Records contained in a dataset:
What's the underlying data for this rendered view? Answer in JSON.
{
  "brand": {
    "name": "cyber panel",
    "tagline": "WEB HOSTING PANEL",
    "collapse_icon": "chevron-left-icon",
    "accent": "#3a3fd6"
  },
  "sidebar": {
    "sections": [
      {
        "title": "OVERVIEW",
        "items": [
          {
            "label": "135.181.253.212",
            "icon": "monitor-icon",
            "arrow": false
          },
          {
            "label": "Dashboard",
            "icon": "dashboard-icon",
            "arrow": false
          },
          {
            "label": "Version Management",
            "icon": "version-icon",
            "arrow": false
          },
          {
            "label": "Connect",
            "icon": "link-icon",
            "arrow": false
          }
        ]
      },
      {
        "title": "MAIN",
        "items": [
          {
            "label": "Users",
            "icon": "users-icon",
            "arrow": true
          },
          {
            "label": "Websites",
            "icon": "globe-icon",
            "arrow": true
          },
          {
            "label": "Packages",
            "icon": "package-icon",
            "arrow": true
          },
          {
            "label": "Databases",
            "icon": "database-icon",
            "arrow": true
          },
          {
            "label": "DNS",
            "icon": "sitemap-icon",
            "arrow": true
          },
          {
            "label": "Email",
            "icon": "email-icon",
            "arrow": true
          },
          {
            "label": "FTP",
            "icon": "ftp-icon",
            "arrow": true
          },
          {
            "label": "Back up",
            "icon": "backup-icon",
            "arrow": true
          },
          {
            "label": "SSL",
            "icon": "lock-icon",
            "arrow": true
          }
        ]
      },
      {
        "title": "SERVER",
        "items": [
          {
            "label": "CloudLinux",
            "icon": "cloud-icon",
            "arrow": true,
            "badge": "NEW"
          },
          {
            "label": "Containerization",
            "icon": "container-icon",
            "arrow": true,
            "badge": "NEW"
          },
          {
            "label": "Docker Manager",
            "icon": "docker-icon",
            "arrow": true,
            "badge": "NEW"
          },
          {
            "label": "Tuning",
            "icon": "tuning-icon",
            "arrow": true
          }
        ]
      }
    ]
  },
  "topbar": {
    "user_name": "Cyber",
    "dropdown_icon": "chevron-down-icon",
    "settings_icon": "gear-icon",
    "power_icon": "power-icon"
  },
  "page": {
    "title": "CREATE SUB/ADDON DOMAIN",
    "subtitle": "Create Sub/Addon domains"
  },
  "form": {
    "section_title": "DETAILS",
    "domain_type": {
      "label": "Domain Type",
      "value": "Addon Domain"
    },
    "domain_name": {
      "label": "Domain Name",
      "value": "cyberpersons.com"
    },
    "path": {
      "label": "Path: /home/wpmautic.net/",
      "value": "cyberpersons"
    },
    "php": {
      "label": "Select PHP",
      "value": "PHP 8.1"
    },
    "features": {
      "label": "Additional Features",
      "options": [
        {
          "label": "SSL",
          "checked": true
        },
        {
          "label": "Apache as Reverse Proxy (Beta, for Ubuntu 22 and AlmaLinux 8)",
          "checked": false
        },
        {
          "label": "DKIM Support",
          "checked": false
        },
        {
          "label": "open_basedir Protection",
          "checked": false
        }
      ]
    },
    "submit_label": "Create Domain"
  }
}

## What needs to be done
In the entries above, find each line with the word "value" and copy it.

## Task output
      "value": "Addon Domain"
      "value": "cyberpersons.com"
      "value": "cyberpersons"
      "value": "PHP 8.1"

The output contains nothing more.